**Dataset excerpts**
.....
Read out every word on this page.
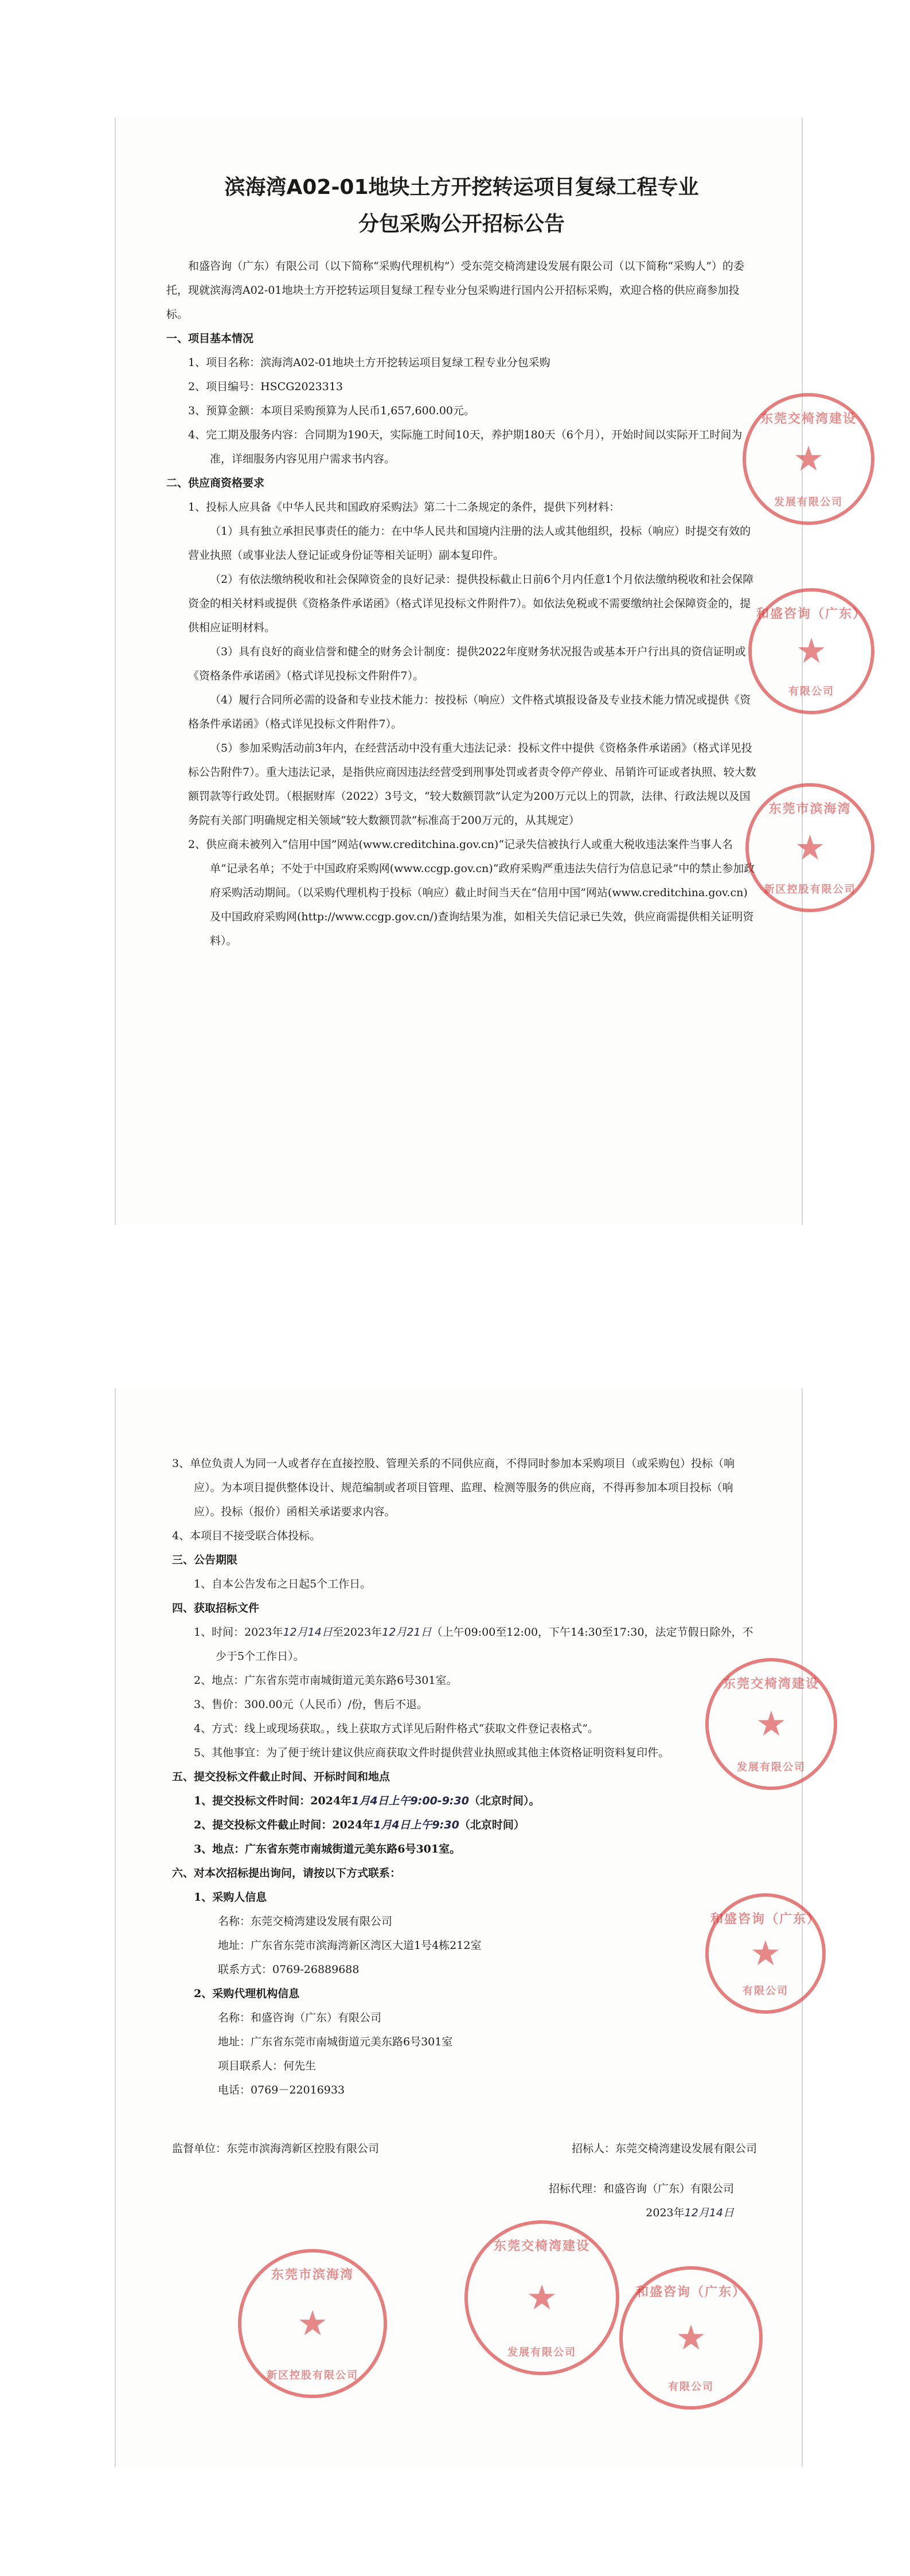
滨海湾A02-01地块土方开挖转运项目复绿工程专业
分包采购公开招标公告

和盛咨询（广东）有限公司（以下简称“采购代理机构”）受东莞交椅湾建设发展有限公司（以下简称“采购人”）的委托，现就滨海湾A02-01地块土方开挖转运项目复绿工程专业分包采购进行国内公开招标采购，欢迎合格的供应商参加投标。

一、项目基本情况

1、项目名称：滨海湾A02-01地块土方开挖转运项目复绿工程专业分包采购

2、项目编号：HSCG2023313

3、预算金额：本项目采购预算为人民币1,657,600.00元。

4、完工期及服务内容：合同期为190天，实际施工时间10天，养护期180天（6个月），开始时间以实际开工时间为准，详细服务内容见用户需求书内容。

二、供应商资格要求

1、投标人应具备《中华人民共和国政府采购法》第二十二条规定的条件，提供下列材料：

（1）具有独立承担民事责任的能力：在中华人民共和国境内注册的法人或其他组织，投标（响应）时提交有效的营业执照（或事业法人登记证或身份证等相关证明）副本复印件。

（2）有依法缴纳税收和社会保障资金的良好记录：提供投标截止日前6个月内任意1个月依法缴纳税收和社会保障资金的相关材料或提供《资格条件承诺函》（格式详见投标文件附件7）。如依法免税或不需要缴纳社会保障资金的，提供相应证明材料。

（3）具有良好的商业信誉和健全的财务会计制度：提供2022年度财务状况报告或基本开户行出具的资信证明或《资格条件承诺函》（格式详见投标文件附件7）。

（4）履行合同所必需的设备和专业技术能力：按投标（响应）文件格式填报设备及专业技术能力情况或提供《资格条件承诺函》（格式详见投标文件附件7）。

（5）参加采购活动前3年内，在经营活动中没有重大违法记录：投标文件中提供《资格条件承诺函》（格式详见投标公告附件7）。重大违法记录，是指供应商因违法经营受到刑事处罚或者责令停产停业、吊销许可证或者执照、较大数额罚款等行政处罚。（根据财库（2022）3号文，“较大数额罚款”认定为200万元以上的罚款，法律、行政法规以及国务院有关部门明确规定相关领域“较大数额罚款”标准高于200万元的，从其规定）

2、供应商未被列入“信用中国”网站(www.creditchina.gov.cn)“记录失信被执行人或重大税收违法案件当事人名单”记录名单；不处于中国政府采购网(www.ccgp.gov.cn)“政府采购严重违法失信行为信息记录”中的禁止参加政府采购活动期间。（以采购代理机构于投标（响应）截止时间当天在“信用中国”网站(www.creditchina.gov.cn)及中国政府采购网(http://www.ccgp.gov.cn/)查询结果为准，如相关失信记录已失效，供应商需提供相关证明资料）。

东莞交椅湾建设
★
发展有限公司
和盛咨询（广东）
★
有限公司
东莞市滨海湾
★
新区控股有限公司

3、单位负责人为同一人或者存在直接控股、管理关系的不同供应商，不得同时参加本采购项目（或采购包）投标（响应）。为本项目提供整体设计、规范编制或者项目管理、监理、检测等服务的供应商，不得再参加本项目投标（响应）。投标（报价）函相关承诺要求内容。

4、本项目不接受联合体投标。

三、公告期限

1、自本公告发布之日起5个工作日。

四、获取招标文件

1、时间：2023年12月14日至2023年12月21日（上午09:00至12:00，下午14:30至17:30，法定节假日除外，不少于5个工作日）。

2、地点：广东省东莞市南城街道元美东路6号301室。

3、售价：300.00元（人民币）/份，售后不退。

4、方式：线上或现场获取。，线上获取方式详见后附件格式“获取文件登记表格式”。

5、其他事宜：为了便于统计建议供应商获取文件时提供营业执照或其他主体资格证明资料复印件。

五、提交投标文件截止时间、开标时间和地点

1、提交投标文件时间：2024年1月4日上午9:00-9:30（北京时间）。

2、提交投标文件截止时间：2024年1月4日上午9:30（北京时间）

3、地点：广东省东莞市南城街道元美东路6号301室。

六、对本次招标提出询问，请按以下方式联系：

1、采购人信息

名称：东莞交椅湾建设发展有限公司

地址：广东省东莞市滨海湾新区湾区大道1号4栋212室

联系方式：0769-26889688

2、采购代理机构信息

名称：和盛咨询（广东）有限公司

地址：广东省东莞市南城街道元美东路6号301室

项目联系人：何先生

电话：0769－22016933

监督单位：东莞市滨海湾新区控股有限公司	招标人：东莞交椅湾建设发展有限公司

招标代理：和盛咨询（广东）有限公司

2023年12月14日

东莞交椅湾建设
★
发展有限公司
和盛咨询（广东）
★
有限公司
东莞市滨海湾
★
新区控股有限公司
东莞交椅湾建设
★
发展有限公司
和盛咨询（广东）
★
有限公司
.....
Skip every picture and transcribe the data above exactly.

Read out every word on this page.
滨海湾A02-01地块土方开挖转运项目复绿工程专业
分包采购公开招标公告

和盛咨询（广东）有限公司（以下简称“采购代理机构”）受东莞交椅湾建设发展有限公司（以下简称“采购人”）的委托，现就滨海湾A02-01地块土方开挖转运项目复绿工程专业分包采购进行国内公开招标采购，欢迎合格的供应商参加投标。

一、项目基本情况

1、项目名称：滨海湾A02-01地块土方开挖转运项目复绿工程专业分包采购

2、项目编号：HSCG2023313

3、预算金额：本项目采购预算为人民币1,657,600.00元。

4、完工期及服务内容：合同期为190天，实际施工时间10天，养护期180天（6个月），开始时间以实际开工时间为准，详细服务内容见用户需求书内容。

二、供应商资格要求

1、投标人应具备《中华人民共和国政府采购法》第二十二条规定的条件，提供下列材料：

（1）具有独立承担民事责任的能力：在中华人民共和国境内注册的法人或其他组织，投标（响应）时提交有效的营业执照（或事业法人登记证或身份证等相关证明）副本复印件。

（2）有依法缴纳税收和社会保障资金的良好记录：提供投标截止日前6个月内任意1个月依法缴纳税收和社会保障资金的相关材料或提供《资格条件承诺函》（格式详见投标文件附件7）。如依法免税或不需要缴纳社会保障资金的，提供相应证明材料。

（3）具有良好的商业信誉和健全的财务会计制度：提供2022年度财务状况报告或基本开户行出具的资信证明或《资格条件承诺函》（格式详见投标文件附件7）。

（4）履行合同所必需的设备和专业技术能力：按投标（响应）文件格式填报设备及专业技术能力情况或提供《资格条件承诺函》（格式详见投标文件附件7）。

（5）参加采购活动前3年内，在经营活动中没有重大违法记录：投标文件中提供《资格条件承诺函》（格式详见投标公告附件7）。重大违法记录，是指供应商因违法经营受到刑事处罚或者责令停产停业、吊销许可证或者执照、较大数额罚款等行政处罚。（根据财库（2022）3号文，“较大数额罚款”认定为200万元以上的罚款，法律、行政法规以及国务院有关部门明确规定相关领域“较大数额罚款”标准高于200万元的，从其规定）

2、供应商未被列入“信用中国”网站(www.creditchina.gov.cn)“记录失信被执行人或重大税收违法案件当事人名单”记录名单；不处于中国政府采购网(www.ccgp.gov.cn)“政府采购严重违法失信行为信息记录”中的禁止参加政府采购活动期间。（以采购代理机构于投标（响应）截止时间当天在“信用中国”网站(www.creditchina.gov.cn)及中国政府采购网(http://www.ccgp.gov.cn/)查询结果为准，如相关失信记录已失效，供应商需提供相关证明资料）。

东莞交椅湾建设
★
发展有限公司
和盛咨询（广东）
★
有限公司
东莞市滨海湾
★
新区控股有限公司

3、单位负责人为同一人或者存在直接控股、管理关系的不同供应商，不得同时参加本采购项目（或采购包）投标（响应）。为本项目提供整体设计、规范编制或者项目管理、监理、检测等服务的供应商，不得再参加本项目投标（响应）。投标（报价）函相关承诺要求内容。

4、本项目不接受联合体投标。

三、公告期限

1、自本公告发布之日起5个工作日。

四、获取招标文件

1、时间：2023年12月14日至2023年12月21日（上午09:00至12:00，下午14:30至17:30，法定节假日除外，不少于5个工作日）。

2、地点：广东省东莞市南城街道元美东路6号301室。

3、售价：300.00元（人民币）/份，售后不退。

4、方式：线上或现场获取。，线上获取方式详见后附件格式“获取文件登记表格式”。

5、其他事宜：为了便于统计建议供应商获取文件时提供营业执照或其他主体资格证明资料复印件。

五、提交投标文件截止时间、开标时间和地点

1、提交投标文件时间：2024年1月4日上午9:00-9:30（北京时间）。

2、提交投标文件截止时间：2024年1月4日上午9:30（北京时间）

3、地点：广东省东莞市南城街道元美东路6号301室。

六、对本次招标提出询问，请按以下方式联系：

1、采购人信息

名称：东莞交椅湾建设发展有限公司

地址：广东省东莞市滨海湾新区湾区大道1号4栋212室

联系方式：0769-26889688

2、采购代理机构信息

名称：和盛咨询（广东）有限公司

地址：广东省东莞市南城街道元美东路6号301室

项目联系人：何先生

电话：0769－22016933

监督单位：东莞市滨海湾新区控股有限公司	招标人：东莞交椅湾建设发展有限公司

招标代理：和盛咨询（广东）有限公司

2023年12月14日

东莞交椅湾建设
★
发展有限公司
和盛咨询（广东）
★
有限公司
东莞市滨海湾
★
新区控股有限公司
东莞交椅湾建设
★
发展有限公司
和盛咨询（广东）
★
有限公司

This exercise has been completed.